● **Set exercise**
Exclude the pictures, then copy all remaining records exactly.

● **Input records**
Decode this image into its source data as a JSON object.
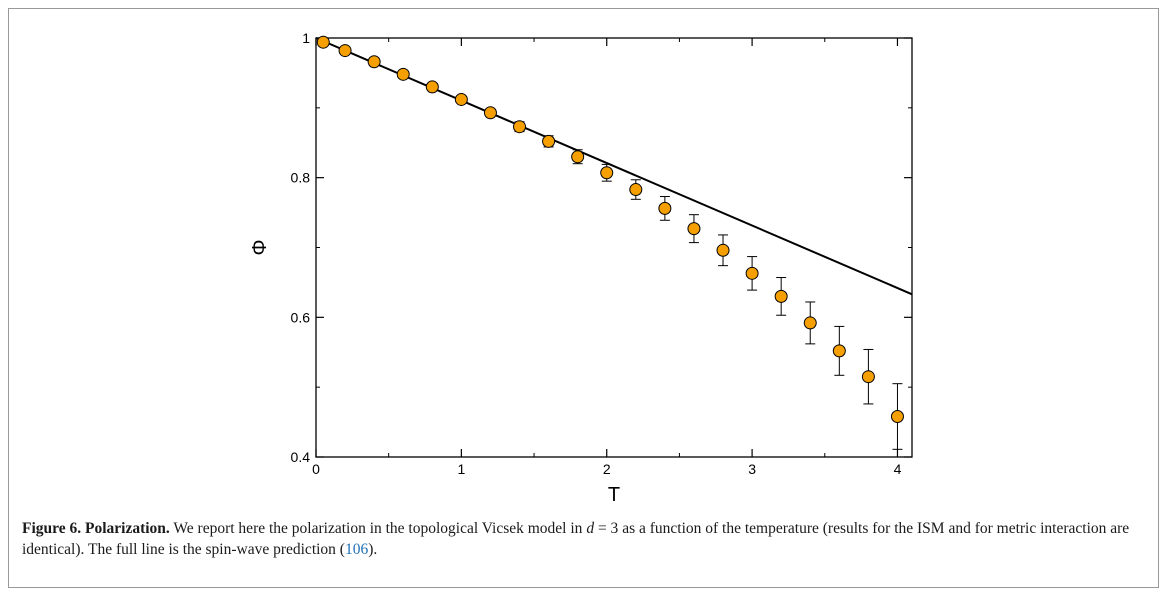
{
  "chart_data": {
    "type": "scatter",
    "xlabel": "T",
    "ylabel": "Φ",
    "xlim": [
      0,
      4.1
    ],
    "ylim": [
      0.4,
      1.0
    ],
    "x_ticks": [
      "0",
      "1",
      "2",
      "3",
      "4"
    ],
    "y_ticks": [
      "0.4",
      "0.6",
      "0.8",
      "1"
    ],
    "grid": false,
    "marker_color": "#f5a000",
    "line_color": "#000000",
    "series": [
      {
        "type": "scatter_errorbar",
        "x": [
          0.05,
          0.2,
          0.4,
          0.6,
          0.8,
          1.0,
          1.2,
          1.4,
          1.6,
          1.8,
          2.0,
          2.2,
          2.4,
          2.6,
          2.8,
          3.0,
          3.2,
          3.4,
          3.6,
          3.8,
          4.0
        ],
        "y": [
          0.994,
          0.982,
          0.966,
          0.948,
          0.93,
          0.912,
          0.893,
          0.873,
          0.852,
          0.83,
          0.807,
          0.783,
          0.756,
          0.727,
          0.696,
          0.663,
          0.63,
          0.592,
          0.552,
          0.515,
          0.458
        ],
        "yerr": [
          0.003,
          0.003,
          0.003,
          0.004,
          0.004,
          0.004,
          0.005,
          0.007,
          0.008,
          0.01,
          0.012,
          0.014,
          0.017,
          0.02,
          0.022,
          0.024,
          0.027,
          0.03,
          0.035,
          0.039,
          0.047
        ]
      },
      {
        "type": "line",
        "x": [
          0.0,
          4.1
        ],
        "y": [
          1.0,
          0.633
        ]
      }
    ]
  },
  "caption": {
    "label": "Figure 6. Polarization.",
    "text_before_math": " We report here the polarization in the topological Vicsek model in ",
    "math": "d",
    "math_eq": " = 3",
    "text_after_math": " as a function of the temperature (results for the ISM and for metric interaction are identical). The full line is the spin-wave prediction (",
    "ref": "106",
    "text_end": ")."
  }
}
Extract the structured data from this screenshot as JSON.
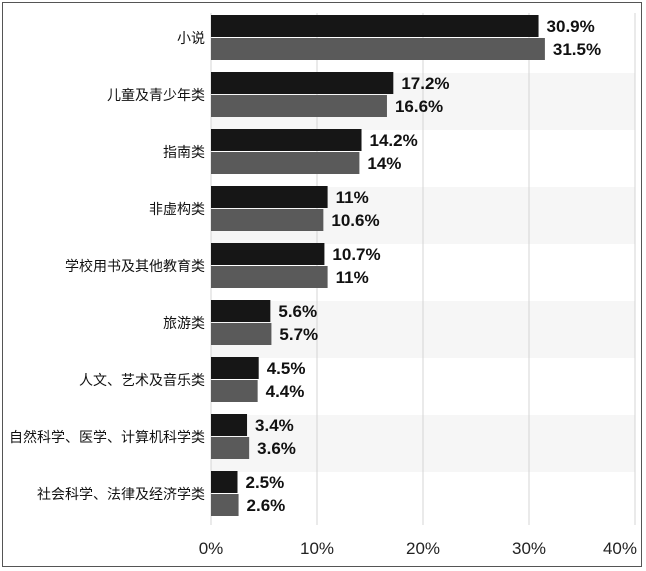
{
  "chart_data": {
    "type": "bar",
    "orientation": "horizontal",
    "categories": [
      "小说",
      "儿童及青少年类",
      "指南类",
      "非虚构类",
      "学校用书及其他教育类",
      "旅游类",
      "人文、艺术及音乐类",
      "自然科学、医学、计算机科学类",
      "社会科学、法律及经济学类"
    ],
    "series": [
      {
        "values": [
          30.9,
          17.2,
          14.2,
          11,
          10.7,
          5.6,
          4.5,
          3.4,
          2.5
        ],
        "labels": [
          "30.9%",
          "17.2%",
          "14.2%",
          "11%",
          "10.7%",
          "5.6%",
          "4.5%",
          "3.4%",
          "2.5%"
        ],
        "color": "#161616"
      },
      {
        "values": [
          31.5,
          16.6,
          14,
          10.6,
          11,
          5.7,
          4.4,
          3.6,
          2.6
        ],
        "labels": [
          "31.5%",
          "16.6%",
          "14%",
          "10.6%",
          "11%",
          "5.7%",
          "4.4%",
          "3.6%",
          "2.6%"
        ],
        "color": "#5a5a5a"
      }
    ],
    "xlim": [
      0,
      40
    ],
    "xticks": [
      0,
      10,
      20,
      30,
      40
    ],
    "xtick_labels": [
      "0%",
      "10%",
      "20%",
      "30%",
      "40%"
    ],
    "grid": "vertical",
    "legend": "none"
  }
}
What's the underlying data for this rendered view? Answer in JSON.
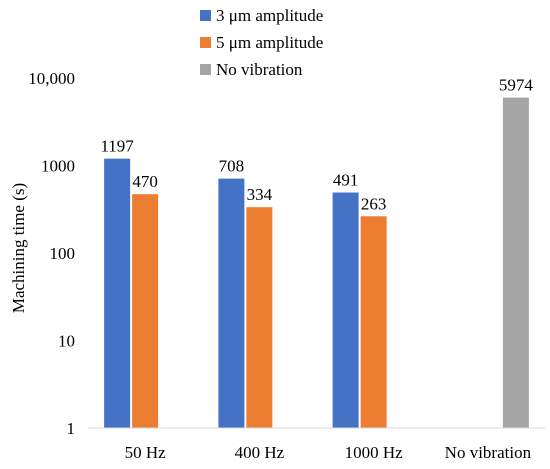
{
  "chart_data": {
    "type": "bar",
    "title": "",
    "xlabel": "",
    "ylabel": "Machining time (s)",
    "yscale": "log",
    "ylim": [
      1,
      10000
    ],
    "y_ticks": [
      {
        "value": 1,
        "label": "1"
      },
      {
        "value": 10,
        "label": "10"
      },
      {
        "value": 100,
        "label": "100"
      },
      {
        "value": 1000,
        "label": "1000"
      },
      {
        "value": 10000,
        "label": "10,000"
      }
    ],
    "categories": [
      "50 Hz",
      "400 Hz",
      "1000 Hz",
      "No vibration"
    ],
    "grid": false,
    "legend_position": "top-center",
    "series": [
      {
        "name": "3 μm amplitude",
        "color": "#4472C4",
        "values": [
          1197,
          708,
          491,
          null
        ],
        "labels": [
          "1197",
          "708",
          "491",
          null
        ]
      },
      {
        "name": "5 μm amplitude",
        "color": "#ED7D31",
        "values": [
          470,
          334,
          263,
          null
        ],
        "labels": [
          "470",
          "334",
          "263",
          null
        ]
      },
      {
        "name": "No vibration",
        "color": "#A5A5A5",
        "values": [
          null,
          null,
          null,
          5974
        ],
        "labels": [
          null,
          null,
          null,
          "5974"
        ]
      }
    ]
  }
}
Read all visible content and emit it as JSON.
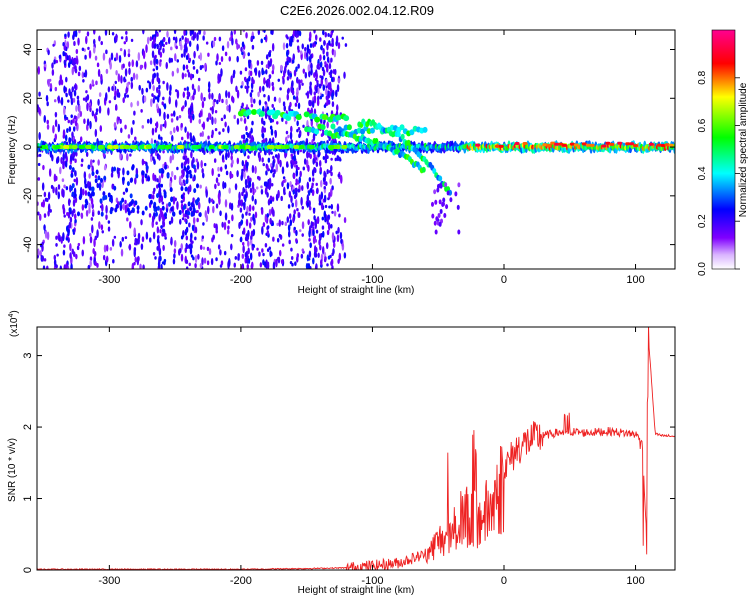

● **The response**
Decode this image into its source data as a JSON object.
{
  "chart_data": {
    "type": "scatter",
    "xlabel": "T",
    "ylabel": "Φ",
    "xlim": [
      0,
      4.1
    ],
    "ylim": [
      0.4,
      1.0
    ],
    "x_ticks": [
      "0",
      "1",
      "2",
      "3",
      "4"
    ],
    "y_ticks": [
      "0.4",
      "0.6",
      "0.8",
      "1"
    ],
    "grid": false,
    "marker_color": "#f5a000",
    "line_color": "#000000",
    "series": [
      {
        "type": "scatter_errorbar",
        "x": [
          0.05,
          0.2,
          0.4,
          0.6,
          0.8,
          1.0,
          1.2,
          1.4,
          1.6,
          1.8,
          2.0,
          2.2,
          2.4,
          2.6,
          2.8,
          3.0,
          3.2,
          3.4,
          3.6,
          3.8,
          4.0
        ],
        "y": [
          0.994,
          0.982,
          0.966,
          0.948,
          0.93,
          0.912,
          0.893,
          0.873,
          0.852,
          0.83,
          0.807,
          0.783,
          0.756,
          0.727,
          0.696,
          0.663,
          0.63,
          0.592,
          0.552,
          0.515,
          0.458
        ],
        "yerr": [
          0.003,
          0.003,
          0.003,
          0.004,
          0.004,
          0.004,
          0.005,
          0.007,
          0.008,
          0.01,
          0.012,
          0.014,
          0.017,
          0.02,
          0.022,
          0.024,
          0.027,
          0.03,
          0.035,
          0.039,
          0.047
        ]
      },
      {
        "type": "line",
        "x": [
          0.0,
          4.1
        ],
        "y": [
          1.0,
          0.633
        ]
      }
    ]
  },
  "caption": {
    "label": "Figure 6. Polarization.",
    "text_before_math": " We report here the polarization in the topological Vicsek model in ",
    "math": "d",
    "math_eq": " = 3",
    "text_after_math": " as a function of the temperature (results for the ISM and for metric interaction are identical). The full line is the spin-wave prediction (",
    "ref": "106",
    "text_end": ")."
  }
}
Extract the structured data from this screenshot as JSON.
{
  "chart_data": {
    "type": "bar",
    "orientation": "horizontal",
    "categories": [
      "小说",
      "儿童及青少年类",
      "指南类",
      "非虚构类",
      "学校用书及其他教育类",
      "旅游类",
      "人文、艺术及音乐类",
      "自然科学、医学、计算机科学类",
      "社会科学、法律及经济学类"
    ],
    "series": [
      {
        "values": [
          30.9,
          17.2,
          14.2,
          11,
          10.7,
          5.6,
          4.5,
          3.4,
          2.5
        ],
        "labels": [
          "30.9%",
          "17.2%",
          "14.2%",
          "11%",
          "10.7%",
          "5.6%",
          "4.5%",
          "3.4%",
          "2.5%"
        ],
        "color": "#161616"
      },
      {
        "values": [
          31.5,
          16.6,
          14,
          10.6,
          11,
          5.7,
          4.4,
          3.6,
          2.6
        ],
        "labels": [
          "31.5%",
          "16.6%",
          "14%",
          "10.6%",
          "11%",
          "5.7%",
          "4.4%",
          "3.6%",
          "2.6%"
        ],
        "color": "#5a5a5a"
      }
    ],
    "xlim": [
      0,
      40
    ],
    "xticks": [
      0,
      10,
      20,
      30,
      40
    ],
    "xtick_labels": [
      "0%",
      "10%",
      "20%",
      "30%",
      "40%"
    ],
    "grid": "vertical",
    "legend": "none"
  }
}
What's the underlying data for this rendered view? Answer in JSON.
{
  "chart_data": {
    "type": "bar",
    "title": "",
    "xlabel": "",
    "ylabel": "Machining time (s)",
    "yscale": "log",
    "ylim": [
      1,
      10000
    ],
    "y_ticks": [
      {
        "value": 1,
        "label": "1"
      },
      {
        "value": 10,
        "label": "10"
      },
      {
        "value": 100,
        "label": "100"
      },
      {
        "value": 1000,
        "label": "1000"
      },
      {
        "value": 10000,
        "label": "10,000"
      }
    ],
    "categories": [
      "50 Hz",
      "400 Hz",
      "1000 Hz",
      "No vibration"
    ],
    "grid": false,
    "legend_position": "top-center",
    "series": [
      {
        "name": "3 μm amplitude",
        "color": "#4472C4",
        "values": [
          1197,
          708,
          491,
          null
        ],
        "labels": [
          "1197",
          "708",
          "491",
          null
        ]
      },
      {
        "name": "5 μm amplitude",
        "color": "#ED7D31",
        "values": [
          470,
          334,
          263,
          null
        ],
        "labels": [
          "470",
          "334",
          "263",
          null
        ]
      },
      {
        "name": "No vibration",
        "color": "#A5A5A5",
        "values": [
          null,
          null,
          null,
          5974
        ],
        "labels": [
          null,
          null,
          null,
          "5974"
        ]
      }
    ]
  }
}
Read all visible content and emit it as JSON.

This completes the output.